WHAT IS EXPECTED: Write the data out again, exactly as given.

SUPPLIED MATERIAL:

────────────────

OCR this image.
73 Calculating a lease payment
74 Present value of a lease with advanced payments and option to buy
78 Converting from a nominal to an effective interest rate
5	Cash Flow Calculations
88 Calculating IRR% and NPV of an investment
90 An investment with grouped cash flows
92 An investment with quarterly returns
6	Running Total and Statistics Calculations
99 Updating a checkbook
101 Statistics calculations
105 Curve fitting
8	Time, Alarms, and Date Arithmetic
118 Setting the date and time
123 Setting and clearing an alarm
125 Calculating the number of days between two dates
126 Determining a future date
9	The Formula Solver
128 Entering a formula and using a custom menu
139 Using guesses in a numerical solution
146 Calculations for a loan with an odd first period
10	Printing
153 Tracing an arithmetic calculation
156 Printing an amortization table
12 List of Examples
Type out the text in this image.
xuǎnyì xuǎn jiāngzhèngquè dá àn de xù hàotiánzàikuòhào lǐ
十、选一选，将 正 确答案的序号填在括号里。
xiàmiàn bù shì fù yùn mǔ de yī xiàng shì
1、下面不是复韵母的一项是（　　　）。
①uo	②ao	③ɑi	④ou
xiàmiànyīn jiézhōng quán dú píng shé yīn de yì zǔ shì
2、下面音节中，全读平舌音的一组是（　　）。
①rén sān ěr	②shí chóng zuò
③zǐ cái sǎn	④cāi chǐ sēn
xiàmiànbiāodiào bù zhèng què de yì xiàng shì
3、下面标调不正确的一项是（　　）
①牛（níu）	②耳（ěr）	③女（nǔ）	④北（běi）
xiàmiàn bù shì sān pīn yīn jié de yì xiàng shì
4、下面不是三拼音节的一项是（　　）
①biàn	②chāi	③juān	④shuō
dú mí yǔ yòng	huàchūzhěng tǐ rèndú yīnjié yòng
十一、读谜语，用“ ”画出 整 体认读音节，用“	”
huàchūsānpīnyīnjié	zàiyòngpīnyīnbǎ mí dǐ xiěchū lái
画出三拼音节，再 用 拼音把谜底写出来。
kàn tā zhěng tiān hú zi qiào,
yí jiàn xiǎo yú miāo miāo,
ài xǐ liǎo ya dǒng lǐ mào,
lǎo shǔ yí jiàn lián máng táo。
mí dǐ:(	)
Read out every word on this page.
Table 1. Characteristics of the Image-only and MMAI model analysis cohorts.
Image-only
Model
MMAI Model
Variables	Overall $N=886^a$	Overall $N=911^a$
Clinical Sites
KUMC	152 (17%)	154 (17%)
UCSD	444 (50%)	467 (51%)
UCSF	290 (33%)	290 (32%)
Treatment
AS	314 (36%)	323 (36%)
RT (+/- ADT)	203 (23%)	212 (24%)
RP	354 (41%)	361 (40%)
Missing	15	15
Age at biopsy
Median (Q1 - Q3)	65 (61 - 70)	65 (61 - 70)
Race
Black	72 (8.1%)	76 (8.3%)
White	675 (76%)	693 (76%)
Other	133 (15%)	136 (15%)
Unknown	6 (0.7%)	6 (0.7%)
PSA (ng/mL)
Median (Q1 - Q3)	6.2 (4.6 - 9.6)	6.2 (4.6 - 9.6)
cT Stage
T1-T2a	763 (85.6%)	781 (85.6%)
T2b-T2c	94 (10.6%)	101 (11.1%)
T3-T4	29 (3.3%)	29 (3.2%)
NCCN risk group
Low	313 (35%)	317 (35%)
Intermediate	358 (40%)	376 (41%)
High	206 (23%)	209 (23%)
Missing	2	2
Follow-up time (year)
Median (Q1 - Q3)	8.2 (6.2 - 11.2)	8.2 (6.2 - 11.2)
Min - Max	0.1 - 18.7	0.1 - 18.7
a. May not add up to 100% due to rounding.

────────────────

EXPECTED ANSWER:
OCR this image.
73 Calculating a lease payment
74 Present value of a lease with advanced payments and option to buy
78 Converting from a nominal to an effective interest rate
5	Cash Flow Calculations
88 Calculating IRR% and NPV of an investment
90 An investment with grouped cash flows
92 An investment with quarterly returns
6	Running Total and Statistics Calculations
99 Updating a checkbook
101 Statistics calculations
105 Curve fitting
8	Time, Alarms, and Date Arithmetic
118 Setting the date and time
123 Setting and clearing an alarm
125 Calculating the number of days between two dates
126 Determining a future date
9	The Formula Solver
128 Entering a formula and using a custom menu
139 Using guesses in a numerical solution
146 Calculations for a loan with an odd first period
10	Printing
153 Tracing an arithmetic calculation
156 Printing an amortization table
12 List of Examples
Type out the text in this image.
xuǎnyì xuǎn jiāngzhèngquè dá àn de xù hàotiánzàikuòhào lǐ
十、选一选，将 正 确答案的序号填在括号里。
xiàmiàn bù shì fù yùn mǔ de yī xiàng shì
1、下面不是复韵母的一项是（　　　）。
①uo	②ao	③ɑi	④ou
xiàmiànyīn jiézhōng quán dú píng shé yīn de yì zǔ shì
2、下面音节中，全读平舌音的一组是（　　）。
①rén sān ěr	②shí chóng zuò
③zǐ cái sǎn	④cāi chǐ sēn
xiàmiànbiāodiào bù zhèng què de yì xiàng shì
3、下面标调不正确的一项是（　　）
①牛（níu）	②耳（ěr）	③女（nǔ）	④北（běi）
xiàmiàn bù shì sān pīn yīn jié de yì xiàng shì
4、下面不是三拼音节的一项是（　　）
①biàn	②chāi	③juān	④shuō
dú mí yǔ yòng	huàchūzhěng tǐ rèndú yīnjié yòng
十一、读谜语，用“ ”画出 整 体认读音节，用“	”
huàchūsānpīnyīnjié	zàiyòngpīnyīnbǎ mí dǐ xiěchū lái
画出三拼音节，再 用 拼音把谜底写出来。
kàn tā zhěng tiān hú zi qiào,
yí jiàn xiǎo yú miāo miāo,
ài xǐ liǎo ya dǒng lǐ mào,
lǎo shǔ yí jiàn lián máng táo。
mí dǐ:(	)
Read out every word on this page.
Table 1. Characteristics of the Image-only and MMAI model analysis cohorts.
Image-only
Model
MMAI Model
Variables	Overall $N=886^a$	Overall $N=911^a$
Clinical Sites
KUMC	152 (17%)	154 (17%)
UCSD	444 (50%)	467 (51%)
UCSF	290 (33%)	290 (32%)
Treatment
AS	314 (36%)	323 (36%)
RT (+/- ADT)	203 (23%)	212 (24%)
RP	354 (41%)	361 (40%)
Missing	15	15
Age at biopsy
Median (Q1 - Q3)	65 (61 - 70)	65 (61 - 70)
Race
Black	72 (8.1%)	76 (8.3%)
White	675 (76%)	693 (76%)
Other	133 (15%)	136 (15%)
Unknown	6 (0.7%)	6 (0.7%)
PSA (ng/mL)
Median (Q1 - Q3)	6.2 (4.6 - 9.6)	6.2 (4.6 - 9.6)
cT Stage
T1-T2a	763 (85.6%)	781 (85.6%)
T2b-T2c	94 (10.6%)	101 (11.1%)
T3-T4	29 (3.3%)	29 (3.2%)
NCCN risk group
Low	313 (35%)	317 (35%)
Intermediate	358 (40%)	376 (41%)
High	206 (23%)	209 (23%)
Missing	2	2
Follow-up time (year)
Median (Q1 - Q3)	8.2 (6.2 - 11.2)	8.2 (6.2 - 11.2)
Min - Max	0.1 - 18.7	0.1 - 18.7
a. May not add up to 100% due to rounding.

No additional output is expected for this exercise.